● **Objective**
Among the entries below, count the lines that contain the word "similique". Write down only the total.

════════

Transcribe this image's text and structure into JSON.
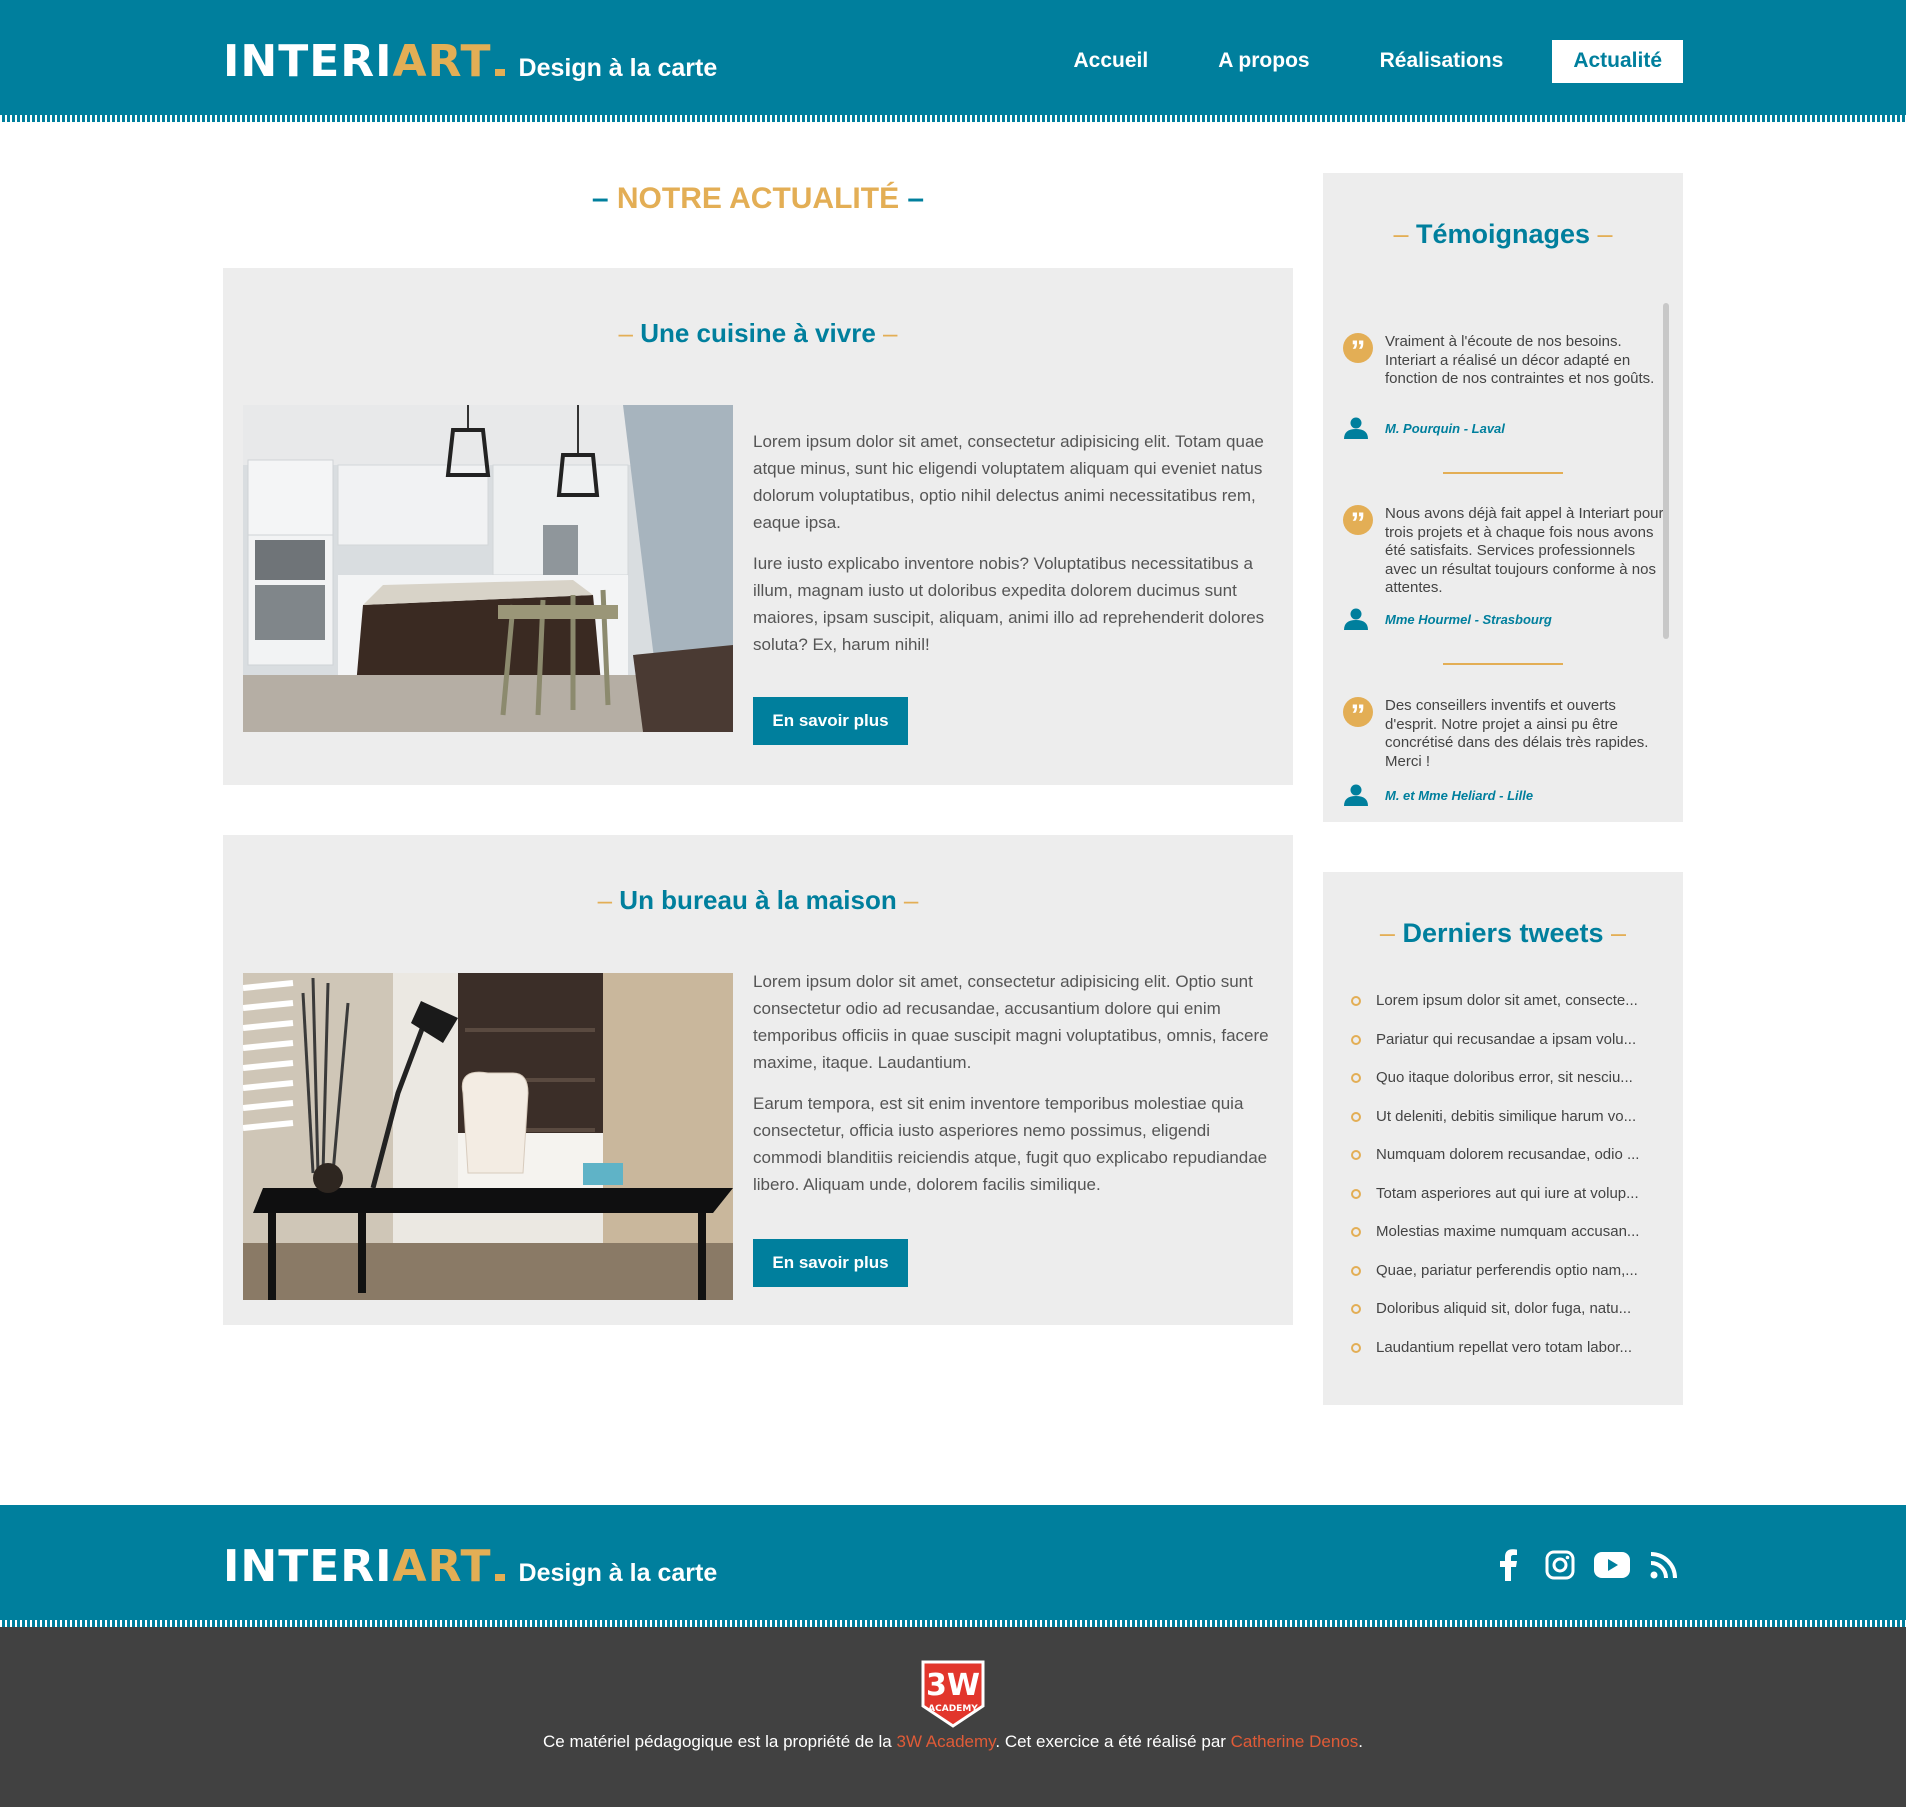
{
  "brand": {
    "logo_part1": "INTERI",
    "logo_part2": "ART",
    "tagline": "Design à la carte"
  },
  "nav": {
    "items": [
      {
        "label": "Accueil"
      },
      {
        "label": "A propos"
      },
      {
        "label": "Réalisations"
      },
      {
        "label": "Actualité"
      }
    ],
    "active_label": "Actualité"
  },
  "main": {
    "title": "NOTRE ACTUALITÉ",
    "articles": [
      {
        "title": "Une cuisine à vivre",
        "image": "kitchen-photo",
        "paragraphs": [
          "Lorem ipsum dolor sit amet, consectetur adipisicing elit. Totam quae atque minus, sunt hic eligendi voluptatem aliquam qui eveniet natus dolorum voluptatibus, optio nihil delectus animi necessitatibus rem, eaque ipsa.",
          "Iure iusto explicabo inventore nobis? Voluptatibus necessitatibus a illum, magnam iusto ut doloribus expedita dolorem ducimus sunt maiores, ipsam suscipit, aliquam, animi illo ad reprehenderit dolores soluta? Ex, harum nihil!"
        ],
        "button": "En savoir plus"
      },
      {
        "title": "Un bureau à la maison",
        "image": "home-office-photo",
        "paragraphs": [
          "Lorem ipsum dolor sit amet, consectetur adipisicing elit. Optio sunt consectetur odio ad recusandae, accusantium dolore qui enim temporibus officiis in quae suscipit magni voluptatibus, omnis, facere maxime, itaque. Laudantium.",
          "Earum tempora, est sit enim inventore temporibus molestiae quia consectetur, officia iusto asperiores nemo possimus, eligendi commodi blanditiis reiciendis atque, fugit quo explicabo repudiandae libero. Aliquam unde, dolorem facilis similique."
        ],
        "button": "En savoir plus"
      }
    ]
  },
  "sidebar": {
    "testimonials": {
      "title": "Témoignages",
      "items": [
        {
          "text": "Vraiment à l'écoute de nos besoins. Interiart a réalisé un décor adapté en fonction de nos contraintes et nos goûts.",
          "author": "M. Pourquin - Laval"
        },
        {
          "text": "Nous avons déjà fait appel à Interiart pour trois projets et à chaque fois nous avons été satisfaits. Services professionnels avec un résultat toujours conforme à nos attentes.",
          "author": "Mme Hourmel - Strasbourg"
        },
        {
          "text": "Des conseillers inventifs et ouverts d'esprit. Notre projet a ainsi pu être concrétisé dans des délais très rapides. Merci !",
          "author": "M. et Mme Heliard - Lille"
        }
      ]
    },
    "tweets": {
      "title": "Derniers tweets",
      "items": [
        "Lorem ipsum dolor sit amet, consecte...",
        "Pariatur qui recusandae a ipsam volu...",
        "Quo itaque doloribus error, sit nesciu...",
        "Ut deleniti, debitis similique harum vo...",
        "Numquam dolorem recusandae, odio ...",
        "Totam asperiores aut qui iure at volup...",
        "Molestias maxime numquam accusan...",
        "Quae, pariatur perferendis optio nam,...",
        "Doloribus aliquid sit, dolor fuga, natu...",
        "Laudantium repellat vero totam labor..."
      ]
    }
  },
  "footer": {
    "social_icons": [
      "facebook-icon",
      "instagram-icon",
      "youtube-icon",
      "rss-icon"
    ],
    "academy_logo_text": "3W",
    "academy_logo_sub": "ACADEMY",
    "credits": {
      "prefix": "Ce matériel pédagogique est la propriété de la ",
      "link1": "3W Academy",
      "middle": ". Cet exercice a été réalisé par ",
      "link2": "Catherine Denos",
      "suffix": "."
    }
  },
  "colors": {
    "primary": "#007f9d",
    "accent": "#e3ae55",
    "panel": "#ededed",
    "footer_dark": "#414141",
    "link": "#e05b37"
  }
}
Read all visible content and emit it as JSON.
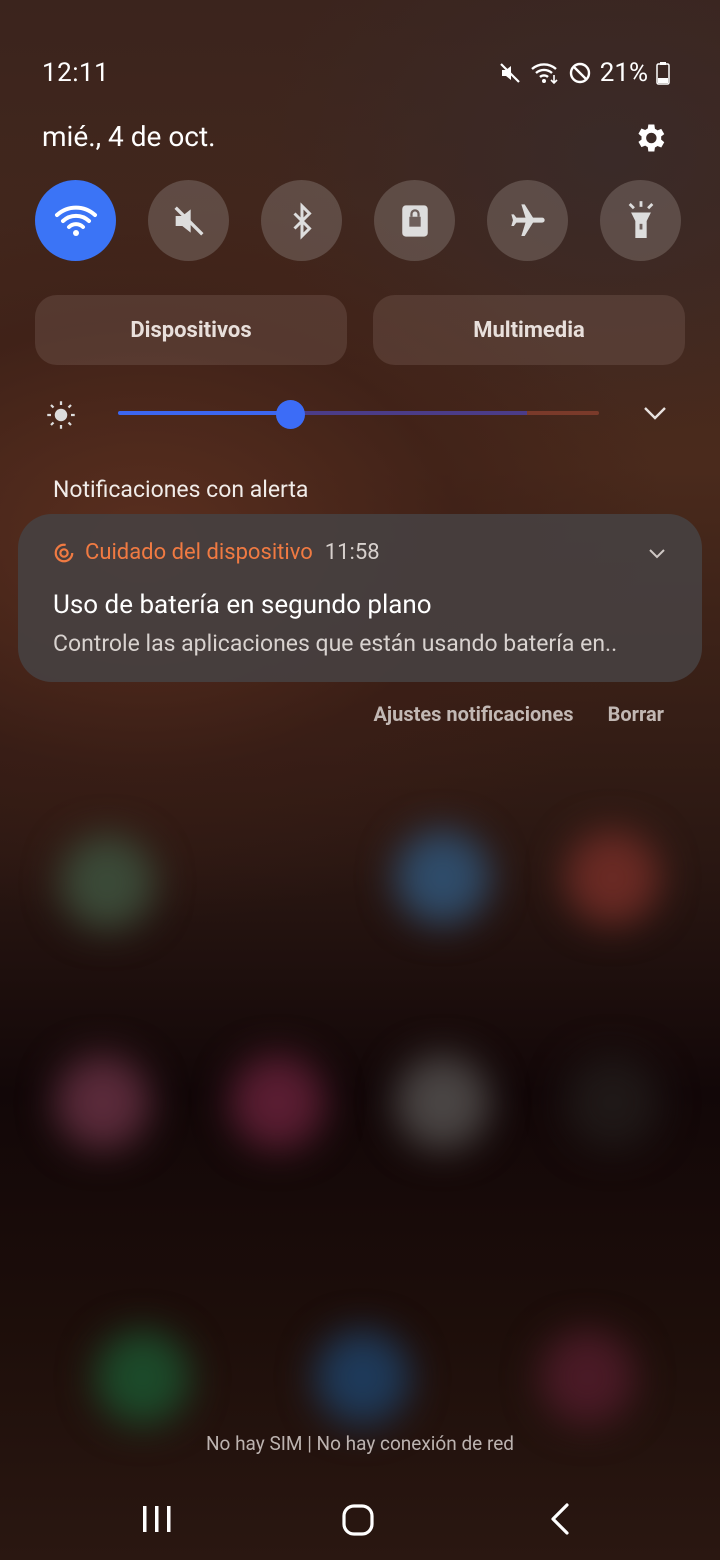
{
  "status_bar": {
    "time": "12:11",
    "battery": "21%",
    "icons": [
      "mute-icon",
      "wifi-icon",
      "do-not-disturb-icon",
      "battery-icon"
    ]
  },
  "header": {
    "date": "mié., 4 de oct."
  },
  "quick_settings": {
    "tiles": [
      {
        "name": "wifi",
        "icon": "wifi-icon",
        "active": true
      },
      {
        "name": "sound",
        "icon": "mute-icon",
        "active": false
      },
      {
        "name": "bluetooth",
        "icon": "bluetooth-icon",
        "active": false
      },
      {
        "name": "rotation-lock",
        "icon": "lock-icon",
        "active": false
      },
      {
        "name": "airplane",
        "icon": "airplane-icon",
        "active": false
      },
      {
        "name": "flashlight",
        "icon": "flashlight-icon",
        "active": false
      }
    ],
    "devices_label": "Dispositivos",
    "media_label": "Multimedia",
    "brightness_level": 0.36
  },
  "notifications": {
    "section_title": "Notificaciones con alerta",
    "card": {
      "app": "Cuidado del dispositivo",
      "time": "11:58",
      "title": "Uso de batería en segundo plano",
      "body": "Controle las aplicaciones que están usando batería en.."
    },
    "settings_label": "Ajustes notificaciones",
    "clear_label": "Borrar"
  },
  "footer": {
    "sim_status": "No hay SIM | No hay conexión de red"
  },
  "colors": {
    "accent": "#3b74f6",
    "app_orange": "#f07a42"
  }
}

════════

● **Output for this exercise**
2